WORK REQUIRED: Reproduce all of the records exactly.

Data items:
--

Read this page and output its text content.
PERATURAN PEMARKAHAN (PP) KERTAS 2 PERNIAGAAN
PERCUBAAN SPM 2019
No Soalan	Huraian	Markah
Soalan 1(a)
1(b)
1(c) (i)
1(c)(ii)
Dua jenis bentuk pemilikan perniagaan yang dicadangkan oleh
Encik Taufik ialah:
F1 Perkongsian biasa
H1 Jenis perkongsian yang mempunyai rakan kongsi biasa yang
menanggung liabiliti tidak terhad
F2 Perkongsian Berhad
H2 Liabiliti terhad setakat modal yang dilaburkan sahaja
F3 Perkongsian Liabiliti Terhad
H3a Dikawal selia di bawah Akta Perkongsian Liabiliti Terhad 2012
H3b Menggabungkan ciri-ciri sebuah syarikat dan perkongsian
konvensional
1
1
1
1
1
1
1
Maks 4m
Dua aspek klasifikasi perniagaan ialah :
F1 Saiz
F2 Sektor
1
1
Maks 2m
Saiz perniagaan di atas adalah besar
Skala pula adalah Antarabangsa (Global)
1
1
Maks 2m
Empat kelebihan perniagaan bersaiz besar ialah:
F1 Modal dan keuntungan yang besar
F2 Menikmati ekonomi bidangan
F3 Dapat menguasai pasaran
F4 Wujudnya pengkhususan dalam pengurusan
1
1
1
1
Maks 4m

--

REPLY TO THE EXERCISE:
Read this page and output its text content.
PERATURAN PEMARKAHAN (PP) KERTAS 2 PERNIAGAAN
PERCUBAAN SPM 2019
No Soalan	Huraian	Markah
Soalan 1(a)
1(b)
1(c) (i)
1(c)(ii)
Dua jenis bentuk pemilikan perniagaan yang dicadangkan oleh
Encik Taufik ialah:
F1 Perkongsian biasa
H1 Jenis perkongsian yang mempunyai rakan kongsi biasa yang
menanggung liabiliti tidak terhad
F2 Perkongsian Berhad
H2 Liabiliti terhad setakat modal yang dilaburkan sahaja
F3 Perkongsian Liabiliti Terhad
H3a Dikawal selia di bawah Akta Perkongsian Liabiliti Terhad 2012
H3b Menggabungkan ciri-ciri sebuah syarikat dan perkongsian
konvensional
1
1
1
1
1
1
1
Maks 4m
Dua aspek klasifikasi perniagaan ialah :
F1 Saiz
F2 Sektor
1
1
Maks 2m
Saiz perniagaan di atas adalah besar
Skala pula adalah Antarabangsa (Global)
1
1
Maks 2m
Empat kelebihan perniagaan bersaiz besar ialah:
F1 Modal dan keuntungan yang besar
F2 Menikmati ekonomi bidangan
F3 Dapat menguasai pasaran
F4 Wujudnya pengkhususan dalam pengurusan
1
1
1
1
Maks 4m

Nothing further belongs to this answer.